* **Task instructions**
Only a number is wanted here: the number of lines of the data that include "Analysis".

* **Stored entries**
--------

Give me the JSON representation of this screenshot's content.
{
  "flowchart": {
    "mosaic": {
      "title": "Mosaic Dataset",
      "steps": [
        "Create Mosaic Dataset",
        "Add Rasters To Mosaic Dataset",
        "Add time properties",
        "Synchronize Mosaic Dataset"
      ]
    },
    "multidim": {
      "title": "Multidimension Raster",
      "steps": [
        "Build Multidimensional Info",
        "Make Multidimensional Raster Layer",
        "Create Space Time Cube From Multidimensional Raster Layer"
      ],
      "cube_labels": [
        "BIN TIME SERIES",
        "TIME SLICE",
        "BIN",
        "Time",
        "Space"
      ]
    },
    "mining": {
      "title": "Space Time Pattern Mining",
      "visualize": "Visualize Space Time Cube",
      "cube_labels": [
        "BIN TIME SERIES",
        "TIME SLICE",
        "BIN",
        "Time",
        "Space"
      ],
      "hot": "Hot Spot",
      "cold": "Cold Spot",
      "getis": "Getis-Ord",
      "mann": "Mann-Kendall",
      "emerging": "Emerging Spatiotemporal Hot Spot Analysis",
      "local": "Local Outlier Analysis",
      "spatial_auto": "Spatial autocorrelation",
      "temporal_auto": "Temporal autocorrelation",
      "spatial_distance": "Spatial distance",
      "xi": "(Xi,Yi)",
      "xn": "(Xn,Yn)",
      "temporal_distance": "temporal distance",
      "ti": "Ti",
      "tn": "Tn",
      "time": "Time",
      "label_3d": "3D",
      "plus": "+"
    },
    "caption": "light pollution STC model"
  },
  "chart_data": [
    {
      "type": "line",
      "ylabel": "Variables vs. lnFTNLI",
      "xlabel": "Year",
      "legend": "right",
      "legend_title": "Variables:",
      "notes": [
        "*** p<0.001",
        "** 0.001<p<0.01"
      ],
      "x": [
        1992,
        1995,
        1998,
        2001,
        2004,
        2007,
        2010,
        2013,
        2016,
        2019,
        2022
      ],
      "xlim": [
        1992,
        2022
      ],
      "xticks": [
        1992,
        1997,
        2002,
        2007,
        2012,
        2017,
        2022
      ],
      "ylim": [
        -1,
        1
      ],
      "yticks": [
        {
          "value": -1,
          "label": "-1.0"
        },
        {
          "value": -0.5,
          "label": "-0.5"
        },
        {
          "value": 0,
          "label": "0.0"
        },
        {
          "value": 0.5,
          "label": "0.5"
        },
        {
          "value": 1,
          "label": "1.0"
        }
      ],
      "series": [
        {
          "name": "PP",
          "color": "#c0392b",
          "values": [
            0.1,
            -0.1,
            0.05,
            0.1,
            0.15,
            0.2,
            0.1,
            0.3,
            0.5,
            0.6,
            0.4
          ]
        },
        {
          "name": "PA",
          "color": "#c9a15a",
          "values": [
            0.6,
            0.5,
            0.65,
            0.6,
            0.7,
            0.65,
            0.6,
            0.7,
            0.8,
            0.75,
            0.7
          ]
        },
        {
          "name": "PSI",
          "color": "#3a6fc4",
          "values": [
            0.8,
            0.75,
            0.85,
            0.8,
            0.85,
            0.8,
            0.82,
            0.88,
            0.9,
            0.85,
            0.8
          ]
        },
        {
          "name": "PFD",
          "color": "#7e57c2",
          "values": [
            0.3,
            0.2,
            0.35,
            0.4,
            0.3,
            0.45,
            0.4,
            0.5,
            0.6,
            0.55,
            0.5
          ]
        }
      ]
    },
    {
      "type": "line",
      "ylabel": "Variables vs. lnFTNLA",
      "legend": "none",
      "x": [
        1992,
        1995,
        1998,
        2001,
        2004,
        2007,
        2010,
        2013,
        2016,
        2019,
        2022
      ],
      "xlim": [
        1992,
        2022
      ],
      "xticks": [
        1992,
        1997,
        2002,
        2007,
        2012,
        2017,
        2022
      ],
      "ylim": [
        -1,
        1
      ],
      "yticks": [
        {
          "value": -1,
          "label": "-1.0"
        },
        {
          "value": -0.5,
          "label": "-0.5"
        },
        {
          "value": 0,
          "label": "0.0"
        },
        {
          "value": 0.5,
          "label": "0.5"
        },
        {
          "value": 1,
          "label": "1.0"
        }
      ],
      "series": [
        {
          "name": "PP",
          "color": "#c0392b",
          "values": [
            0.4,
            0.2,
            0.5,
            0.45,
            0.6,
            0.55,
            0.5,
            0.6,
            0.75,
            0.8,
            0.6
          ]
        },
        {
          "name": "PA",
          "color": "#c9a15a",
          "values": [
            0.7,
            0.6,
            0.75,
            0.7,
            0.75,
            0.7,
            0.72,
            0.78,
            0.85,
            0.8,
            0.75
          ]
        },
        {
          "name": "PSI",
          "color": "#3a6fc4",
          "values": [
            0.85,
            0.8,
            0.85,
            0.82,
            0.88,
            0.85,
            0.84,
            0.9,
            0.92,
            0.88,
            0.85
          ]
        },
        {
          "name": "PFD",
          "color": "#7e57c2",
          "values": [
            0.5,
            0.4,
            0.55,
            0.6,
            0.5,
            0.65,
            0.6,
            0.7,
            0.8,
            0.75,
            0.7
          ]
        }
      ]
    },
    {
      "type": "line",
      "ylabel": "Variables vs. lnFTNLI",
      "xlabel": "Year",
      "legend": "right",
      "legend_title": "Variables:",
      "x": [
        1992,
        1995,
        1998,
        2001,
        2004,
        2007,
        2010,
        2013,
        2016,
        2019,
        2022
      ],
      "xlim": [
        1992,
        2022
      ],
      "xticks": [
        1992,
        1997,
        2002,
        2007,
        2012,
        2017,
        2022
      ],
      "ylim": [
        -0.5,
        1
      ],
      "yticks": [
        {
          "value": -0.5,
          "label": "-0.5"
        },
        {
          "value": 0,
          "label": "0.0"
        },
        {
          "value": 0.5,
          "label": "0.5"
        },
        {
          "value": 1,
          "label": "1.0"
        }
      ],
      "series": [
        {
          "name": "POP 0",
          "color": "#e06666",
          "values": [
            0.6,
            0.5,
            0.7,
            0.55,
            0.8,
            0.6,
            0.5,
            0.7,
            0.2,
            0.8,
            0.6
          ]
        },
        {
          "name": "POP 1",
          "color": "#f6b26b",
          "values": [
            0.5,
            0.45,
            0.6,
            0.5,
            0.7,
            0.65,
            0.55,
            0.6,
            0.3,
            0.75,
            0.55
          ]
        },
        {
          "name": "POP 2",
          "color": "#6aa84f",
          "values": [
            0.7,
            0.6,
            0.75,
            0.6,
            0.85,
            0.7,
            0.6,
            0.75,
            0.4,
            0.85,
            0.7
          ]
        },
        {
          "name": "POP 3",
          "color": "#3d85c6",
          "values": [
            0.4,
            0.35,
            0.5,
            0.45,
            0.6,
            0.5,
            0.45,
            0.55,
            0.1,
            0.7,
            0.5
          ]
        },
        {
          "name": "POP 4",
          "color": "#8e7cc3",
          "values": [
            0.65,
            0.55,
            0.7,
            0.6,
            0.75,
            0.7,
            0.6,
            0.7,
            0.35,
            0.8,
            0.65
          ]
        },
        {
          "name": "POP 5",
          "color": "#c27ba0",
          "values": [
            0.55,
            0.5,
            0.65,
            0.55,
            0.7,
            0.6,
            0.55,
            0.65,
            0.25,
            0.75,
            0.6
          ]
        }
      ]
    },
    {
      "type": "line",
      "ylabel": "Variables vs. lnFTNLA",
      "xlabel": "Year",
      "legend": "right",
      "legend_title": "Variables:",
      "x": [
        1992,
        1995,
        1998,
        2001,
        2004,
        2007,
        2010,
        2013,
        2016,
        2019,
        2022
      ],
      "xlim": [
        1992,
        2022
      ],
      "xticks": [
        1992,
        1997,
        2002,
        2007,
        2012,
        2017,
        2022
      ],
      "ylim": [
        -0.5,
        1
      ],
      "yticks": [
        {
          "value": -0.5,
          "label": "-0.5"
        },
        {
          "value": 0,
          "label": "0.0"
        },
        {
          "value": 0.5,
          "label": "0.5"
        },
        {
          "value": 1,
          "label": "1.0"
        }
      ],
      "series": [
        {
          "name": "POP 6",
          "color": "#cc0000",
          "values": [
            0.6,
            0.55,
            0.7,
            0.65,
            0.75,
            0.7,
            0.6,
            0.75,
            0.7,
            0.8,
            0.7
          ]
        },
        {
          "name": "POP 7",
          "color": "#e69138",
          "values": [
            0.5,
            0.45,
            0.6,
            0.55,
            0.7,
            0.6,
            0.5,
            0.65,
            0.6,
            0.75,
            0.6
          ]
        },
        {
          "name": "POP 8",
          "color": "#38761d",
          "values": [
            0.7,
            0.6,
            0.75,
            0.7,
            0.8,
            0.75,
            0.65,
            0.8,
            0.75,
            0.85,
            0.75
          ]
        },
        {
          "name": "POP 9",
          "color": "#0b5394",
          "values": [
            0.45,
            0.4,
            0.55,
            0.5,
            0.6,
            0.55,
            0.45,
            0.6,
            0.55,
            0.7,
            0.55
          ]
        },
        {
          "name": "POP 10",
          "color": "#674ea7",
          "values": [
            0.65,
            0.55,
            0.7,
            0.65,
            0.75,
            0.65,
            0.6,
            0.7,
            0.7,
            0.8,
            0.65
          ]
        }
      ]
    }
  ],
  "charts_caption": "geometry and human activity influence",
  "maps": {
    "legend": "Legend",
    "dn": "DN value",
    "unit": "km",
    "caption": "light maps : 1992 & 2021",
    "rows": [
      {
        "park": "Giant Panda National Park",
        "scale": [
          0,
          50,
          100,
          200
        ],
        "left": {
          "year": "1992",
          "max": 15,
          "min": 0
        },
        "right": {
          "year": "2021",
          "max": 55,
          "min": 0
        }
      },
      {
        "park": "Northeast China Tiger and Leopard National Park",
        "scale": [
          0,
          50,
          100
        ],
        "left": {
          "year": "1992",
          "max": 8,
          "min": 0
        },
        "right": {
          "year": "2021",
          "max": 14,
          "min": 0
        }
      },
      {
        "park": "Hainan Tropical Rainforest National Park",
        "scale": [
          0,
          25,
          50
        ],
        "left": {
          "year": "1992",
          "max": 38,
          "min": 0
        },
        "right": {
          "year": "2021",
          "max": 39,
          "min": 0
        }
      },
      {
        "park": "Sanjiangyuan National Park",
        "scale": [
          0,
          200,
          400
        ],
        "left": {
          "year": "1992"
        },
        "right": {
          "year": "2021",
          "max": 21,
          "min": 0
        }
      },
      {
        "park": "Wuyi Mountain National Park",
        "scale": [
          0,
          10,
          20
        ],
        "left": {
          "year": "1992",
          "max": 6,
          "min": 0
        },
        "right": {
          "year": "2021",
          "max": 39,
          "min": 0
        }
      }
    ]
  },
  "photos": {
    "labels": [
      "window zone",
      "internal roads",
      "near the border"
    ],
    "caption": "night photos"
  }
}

--------

* **Result below**
2